*Set exercise*.
Return all of the data exactly, with nothing left out but the pictures.

*Provided data*.
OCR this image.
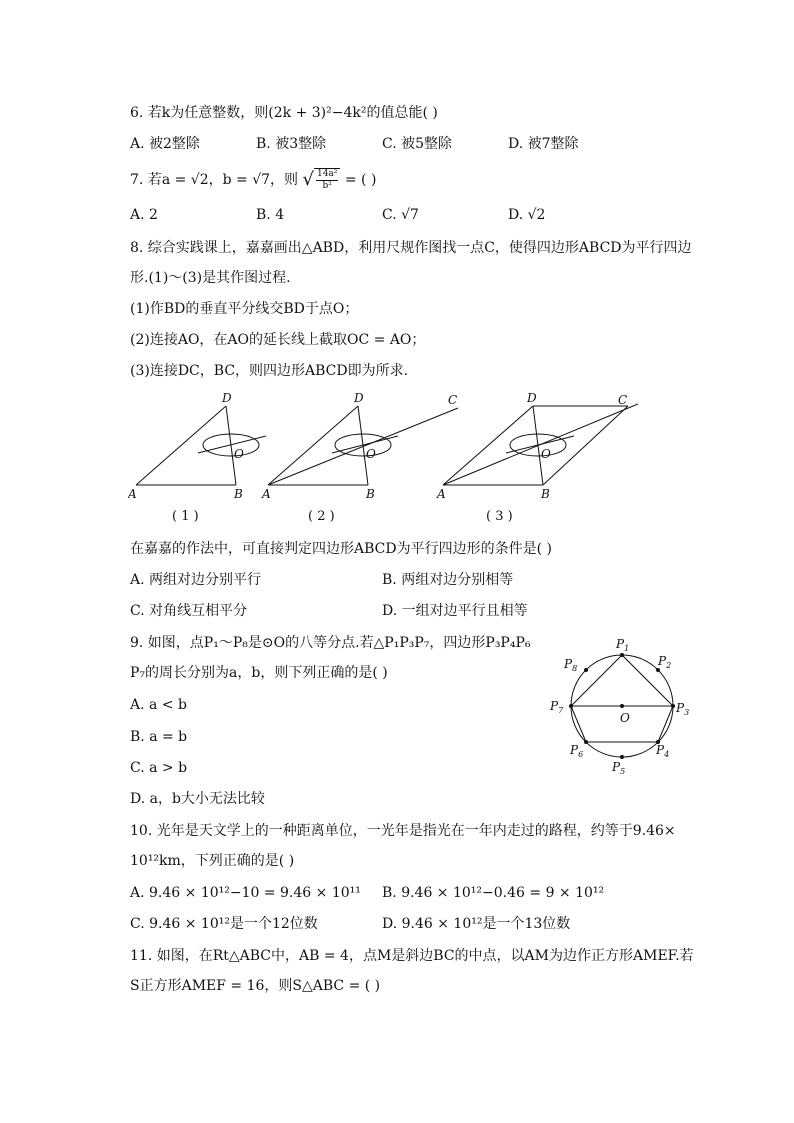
6. 若k为任意整数，则(2k + 3)²−4k²的值总能( )
A. 被2整除	B. 被3整除	C. 被5整除	D. 被7整除
7. 若a = √2，b = √7，则 √ $\frac{\text{14a²}}{\text{b²}}$ = ( )
A. 2	B. 4	C. √7	D. √2
8. 综合实践课上，嘉嘉画出△ABD，利用尺规作图找一点C，使得四边形ABCD为平行四边
形.(1)～(3)是其作图过程.
(1)作BD的垂直平分线交BD于点O；
(2)连接AO，在AO的延长线上截取OC = AO；
(3)连接DC，BC，则四边形ABCD即为所求.
A
D
B
O
A
D
B
O
C
A
D
B
O
C
( 1 )	( 2 )	( 3 )
在嘉嘉的作法中，可直接判定四边形ABCD为平行四边形的条件是( )
A. 两组对边分别平行	B. 两组对边分别相等
C. 对角线互相平分	D. 一组对边平行且相等
9. 如图，点P₁～P₈是⊙O的八等分点.若△P₁P₃P₇，四边形P₃P₄P₆
P₇的周长分别为a，b，则下列正确的是( )
A. a < b
B. a = b
C. a > b
D. a，b大小无法比较
$P_1$
$P_2$
$P_3$
$P_4$
$P_5$
$P_6$
$P_7$
$P_8$
O
10. 光年是天文学上的一种距离单位，一光年是指光在一年内走过的路程，约等于9.46×
10¹²km，下列正确的是( )
A. 9.46 × 10¹²−10 = 9.46 × 10¹¹ B. 9.46 × 10¹²−0.46 = 9 × 10¹²
C. 9.46 × 10¹²是一个12位数	D. 9.46 × 10¹²是一个13位数
11. 如图，在Rt△ABC中，AB = 4，点M是斜边BC的中点，以AM为边作正方形AMEF.若
S正方形AMEF = 16，则S△ABC = ( )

*Result of the exercise*.
OCR this image.
6. 若k为任意整数，则(2k + 3)²−4k²的值总能( )
A. 被2整除	B. 被3整除	C. 被5整除	D. 被7整除
7. 若a = √2，b = √7，则 √ $\frac{\text{14a²}}{\text{b²}}$ = ( )
A. 2	B. 4	C. √7	D. √2
8. 综合实践课上，嘉嘉画出△ABD，利用尺规作图找一点C，使得四边形ABCD为平行四边
形.(1)～(3)是其作图过程.
(1)作BD的垂直平分线交BD于点O；
(2)连接AO，在AO的延长线上截取OC = AO；
(3)连接DC，BC，则四边形ABCD即为所求.
A
D
B
O
A
D
B
O
C
A
D
B
O
C
( 1 )	( 2 )	( 3 )
在嘉嘉的作法中，可直接判定四边形ABCD为平行四边形的条件是( )
A. 两组对边分别平行	B. 两组对边分别相等
C. 对角线互相平分	D. 一组对边平行且相等
9. 如图，点P₁～P₈是⊙O的八等分点.若△P₁P₃P₇，四边形P₃P₄P₆
P₇的周长分别为a，b，则下列正确的是( )
A. a < b
B. a = b
C. a > b
D. a，b大小无法比较
$P_1$
$P_2$
$P_3$
$P_4$
$P_5$
$P_6$
$P_7$
$P_8$
O
10. 光年是天文学上的一种距离单位，一光年是指光在一年内走过的路程，约等于9.46×
10¹²km，下列正确的是( )
A. 9.46 × 10¹²−10 = 9.46 × 10¹¹ B. 9.46 × 10¹²−0.46 = 9 × 10¹²
C. 9.46 × 10¹²是一个12位数	D. 9.46 × 10¹²是一个13位数
11. 如图，在Rt△ABC中，AB = 4，点M是斜边BC的中点，以AM为边作正方形AMEF.若
S正方形AMEF = 16，则S△ABC = ( )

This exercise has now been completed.